> EXERCISE: Reproduce every line of the listing as written, apart from the pictures.

> Extracted data entries:
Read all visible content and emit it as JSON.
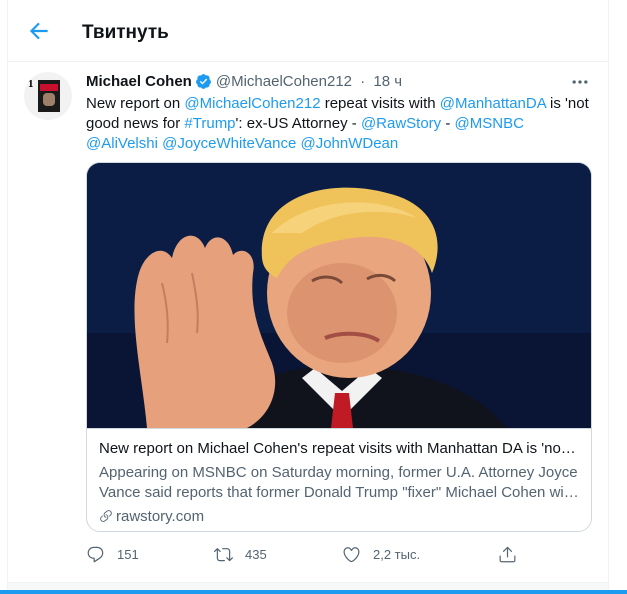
{
  "header": {
    "title": "Твитнуть"
  },
  "tweet": {
    "author_name": "Michael Cohen",
    "handle": "@MichaelCohen212",
    "separator": "·",
    "time": "18 ч",
    "avatar_number": "1",
    "text": {
      "p1": "New report on ",
      "m1": "@MichaelCohen212",
      "p2": " repeat visits with ",
      "m2": "@ManhattanDA",
      "p3": " is 'not good news for ",
      "m3": "#Trump",
      "p4": "': ex-US Attorney - ",
      "m4": "@RawStory",
      "p5": " - ",
      "m5": "@MSNBC",
      "p6": " ",
      "m6": "@AliVelshi",
      "p7": " ",
      "m7": "@JoyceWhiteVance",
      "p8": " ",
      "m8": "@JohnWDean"
    },
    "card": {
      "title": "New report on Michael Cohen's repeat visits with Manhattan DA is 'not good news for Trump': ex-US Attorney",
      "description": "Appearing on MSNBC on Saturday morning, former U.A. Attorney Joyce Vance said reports that former Donald Trump \"fixer\" Michael Cohen will be meeting with the Manhattan District Attorney again",
      "domain": "rawstory.com"
    },
    "actions": {
      "replies": "151",
      "retweets": "435",
      "likes": "2,2 тыс."
    }
  },
  "colors": {
    "accent": "#1d9bf0",
    "text_primary": "#0f1419",
    "text_secondary": "#536471",
    "border": "#cfd9de"
  },
  "icons": {
    "back": "arrow-left-icon",
    "verified": "verified-badge-icon",
    "more": "more-dots-icon",
    "reply": "reply-icon",
    "retweet": "retweet-icon",
    "like": "heart-icon",
    "share": "share-icon",
    "link": "link-icon"
  }
}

> CORRECT OUTPUT:
Read all visible content and emit it as JSON.
{
  "header": {
    "title": "Твитнуть"
  },
  "tweet": {
    "author_name": "Michael Cohen",
    "handle": "@MichaelCohen212",
    "separator": "·",
    "time": "18 ч",
    "avatar_number": "1",
    "text": {
      "p1": "New report on ",
      "m1": "@MichaelCohen212",
      "p2": " repeat visits with ",
      "m2": "@ManhattanDA",
      "p3": " is 'not good news for ",
      "m3": "#Trump",
      "p4": "': ex-US Attorney - ",
      "m4": "@RawStory",
      "p5": " - ",
      "m5": "@MSNBC",
      "p6": " ",
      "m6": "@AliVelshi",
      "p7": " ",
      "m7": "@JoyceWhiteVance",
      "p8": " ",
      "m8": "@JohnWDean"
    },
    "card": {
      "title": "New report on Michael Cohen's repeat visits with Manhattan DA is 'not good news for Trump': ex-US Attorney",
      "description": "Appearing on MSNBC on Saturday morning, former U.A. Attorney Joyce Vance said reports that former Donald Trump \"fixer\" Michael Cohen will be meeting with the Manhattan District Attorney again",
      "domain": "rawstory.com"
    },
    "actions": {
      "replies": "151",
      "retweets": "435",
      "likes": "2,2 тыс."
    }
  },
  "colors": {
    "accent": "#1d9bf0",
    "text_primary": "#0f1419",
    "text_secondary": "#536471",
    "border": "#cfd9de"
  },
  "icons": {
    "back": "arrow-left-icon",
    "verified": "verified-badge-icon",
    "more": "more-dots-icon",
    "reply": "reply-icon",
    "retweet": "retweet-icon",
    "like": "heart-icon",
    "share": "share-icon",
    "link": "link-icon"
  }
}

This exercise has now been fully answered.